Brief — Look through the records and report how many lines include the word "Primal", with no other words.

Stored records

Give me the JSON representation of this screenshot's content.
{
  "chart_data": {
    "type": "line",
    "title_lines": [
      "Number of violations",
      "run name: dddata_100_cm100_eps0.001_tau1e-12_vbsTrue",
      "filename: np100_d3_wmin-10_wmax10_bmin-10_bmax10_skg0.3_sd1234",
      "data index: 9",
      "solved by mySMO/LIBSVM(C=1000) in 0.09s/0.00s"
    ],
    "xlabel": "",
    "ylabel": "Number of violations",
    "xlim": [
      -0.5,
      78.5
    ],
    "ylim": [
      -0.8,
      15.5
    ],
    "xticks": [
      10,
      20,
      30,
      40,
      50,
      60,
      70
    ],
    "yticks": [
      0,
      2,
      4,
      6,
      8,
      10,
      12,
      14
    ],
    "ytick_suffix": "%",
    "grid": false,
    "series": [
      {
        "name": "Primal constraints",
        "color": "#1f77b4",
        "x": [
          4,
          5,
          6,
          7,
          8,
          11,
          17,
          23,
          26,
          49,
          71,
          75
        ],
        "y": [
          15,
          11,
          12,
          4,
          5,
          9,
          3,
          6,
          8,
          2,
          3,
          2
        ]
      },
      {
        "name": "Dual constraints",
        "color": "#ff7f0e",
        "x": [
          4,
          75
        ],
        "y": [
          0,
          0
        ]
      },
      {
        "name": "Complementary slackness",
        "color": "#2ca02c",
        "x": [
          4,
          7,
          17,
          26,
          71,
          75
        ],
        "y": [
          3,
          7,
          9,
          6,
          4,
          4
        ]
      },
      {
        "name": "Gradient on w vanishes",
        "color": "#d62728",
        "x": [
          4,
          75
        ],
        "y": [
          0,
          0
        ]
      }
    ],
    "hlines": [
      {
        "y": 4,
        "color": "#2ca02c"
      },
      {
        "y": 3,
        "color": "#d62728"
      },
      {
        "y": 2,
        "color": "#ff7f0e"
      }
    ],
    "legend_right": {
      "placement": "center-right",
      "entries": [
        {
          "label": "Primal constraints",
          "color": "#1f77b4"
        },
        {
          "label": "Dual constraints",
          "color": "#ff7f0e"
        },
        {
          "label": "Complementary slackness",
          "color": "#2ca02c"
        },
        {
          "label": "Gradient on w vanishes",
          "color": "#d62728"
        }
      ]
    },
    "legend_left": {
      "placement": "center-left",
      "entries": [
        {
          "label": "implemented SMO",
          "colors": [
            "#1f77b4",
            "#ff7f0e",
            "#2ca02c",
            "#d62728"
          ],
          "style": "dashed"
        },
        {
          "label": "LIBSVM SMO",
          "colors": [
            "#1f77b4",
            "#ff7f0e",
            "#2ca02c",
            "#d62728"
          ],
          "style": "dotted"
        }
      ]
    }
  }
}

Task solution — 2